▶ **Entries provided**
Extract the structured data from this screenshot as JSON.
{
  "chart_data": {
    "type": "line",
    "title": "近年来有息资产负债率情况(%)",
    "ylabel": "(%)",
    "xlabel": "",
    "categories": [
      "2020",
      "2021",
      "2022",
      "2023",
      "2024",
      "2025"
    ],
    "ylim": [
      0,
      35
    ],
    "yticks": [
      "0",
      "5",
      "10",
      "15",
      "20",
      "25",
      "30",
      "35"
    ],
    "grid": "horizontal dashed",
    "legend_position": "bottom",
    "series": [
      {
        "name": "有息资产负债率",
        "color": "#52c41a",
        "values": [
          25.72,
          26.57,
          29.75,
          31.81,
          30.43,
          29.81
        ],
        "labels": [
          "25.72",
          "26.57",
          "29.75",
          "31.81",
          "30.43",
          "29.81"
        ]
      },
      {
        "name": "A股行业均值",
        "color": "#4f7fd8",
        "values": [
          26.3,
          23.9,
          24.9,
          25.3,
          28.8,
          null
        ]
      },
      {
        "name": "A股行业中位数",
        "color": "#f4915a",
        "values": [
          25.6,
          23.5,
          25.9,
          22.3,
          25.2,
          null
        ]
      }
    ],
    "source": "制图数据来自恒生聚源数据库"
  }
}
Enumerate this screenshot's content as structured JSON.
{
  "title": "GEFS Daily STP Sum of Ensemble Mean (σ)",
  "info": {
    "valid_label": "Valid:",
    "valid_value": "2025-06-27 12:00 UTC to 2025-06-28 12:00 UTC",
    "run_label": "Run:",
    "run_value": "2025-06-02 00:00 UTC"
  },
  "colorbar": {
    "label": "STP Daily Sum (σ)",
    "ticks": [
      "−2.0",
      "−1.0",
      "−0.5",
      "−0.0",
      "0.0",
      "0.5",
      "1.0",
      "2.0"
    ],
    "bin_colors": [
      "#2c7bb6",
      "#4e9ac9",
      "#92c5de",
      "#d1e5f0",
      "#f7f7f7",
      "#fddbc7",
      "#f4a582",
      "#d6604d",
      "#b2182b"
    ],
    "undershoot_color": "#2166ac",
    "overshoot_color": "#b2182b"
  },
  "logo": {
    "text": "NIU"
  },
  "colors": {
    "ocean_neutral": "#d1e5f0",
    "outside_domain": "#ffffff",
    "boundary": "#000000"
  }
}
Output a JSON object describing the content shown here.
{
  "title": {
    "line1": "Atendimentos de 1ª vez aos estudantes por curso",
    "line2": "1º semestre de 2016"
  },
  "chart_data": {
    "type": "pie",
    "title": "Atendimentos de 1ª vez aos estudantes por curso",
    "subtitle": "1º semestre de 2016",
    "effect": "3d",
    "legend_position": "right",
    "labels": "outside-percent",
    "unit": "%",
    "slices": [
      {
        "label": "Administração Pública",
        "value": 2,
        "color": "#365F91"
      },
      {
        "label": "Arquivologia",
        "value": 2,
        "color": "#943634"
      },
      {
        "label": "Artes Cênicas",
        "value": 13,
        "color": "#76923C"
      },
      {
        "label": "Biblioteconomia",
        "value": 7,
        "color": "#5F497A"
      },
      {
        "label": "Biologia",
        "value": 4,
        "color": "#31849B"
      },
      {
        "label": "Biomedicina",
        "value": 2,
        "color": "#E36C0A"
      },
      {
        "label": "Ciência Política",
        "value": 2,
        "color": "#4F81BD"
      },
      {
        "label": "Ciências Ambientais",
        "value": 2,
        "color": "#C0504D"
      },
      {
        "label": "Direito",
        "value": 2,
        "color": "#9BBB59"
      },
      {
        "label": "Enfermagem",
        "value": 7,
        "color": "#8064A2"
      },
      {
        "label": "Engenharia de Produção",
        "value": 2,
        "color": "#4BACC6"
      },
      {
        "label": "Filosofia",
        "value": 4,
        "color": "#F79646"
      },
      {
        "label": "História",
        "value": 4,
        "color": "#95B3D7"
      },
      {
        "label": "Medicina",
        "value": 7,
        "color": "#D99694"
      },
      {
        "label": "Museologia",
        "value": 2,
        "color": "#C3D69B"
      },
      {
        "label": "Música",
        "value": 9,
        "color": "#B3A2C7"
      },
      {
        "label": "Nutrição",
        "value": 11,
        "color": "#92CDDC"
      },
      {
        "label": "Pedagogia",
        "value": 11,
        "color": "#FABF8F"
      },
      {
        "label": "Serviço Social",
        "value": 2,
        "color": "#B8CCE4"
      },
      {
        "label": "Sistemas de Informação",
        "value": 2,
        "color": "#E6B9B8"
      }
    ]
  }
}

▶ **Goal**
Filter the entries above down to the lines containing the word "semestre".

▶ **Written solution**
    "line2": "1º semestre de 2016"
    "subtitle": "1º semestre de 2016",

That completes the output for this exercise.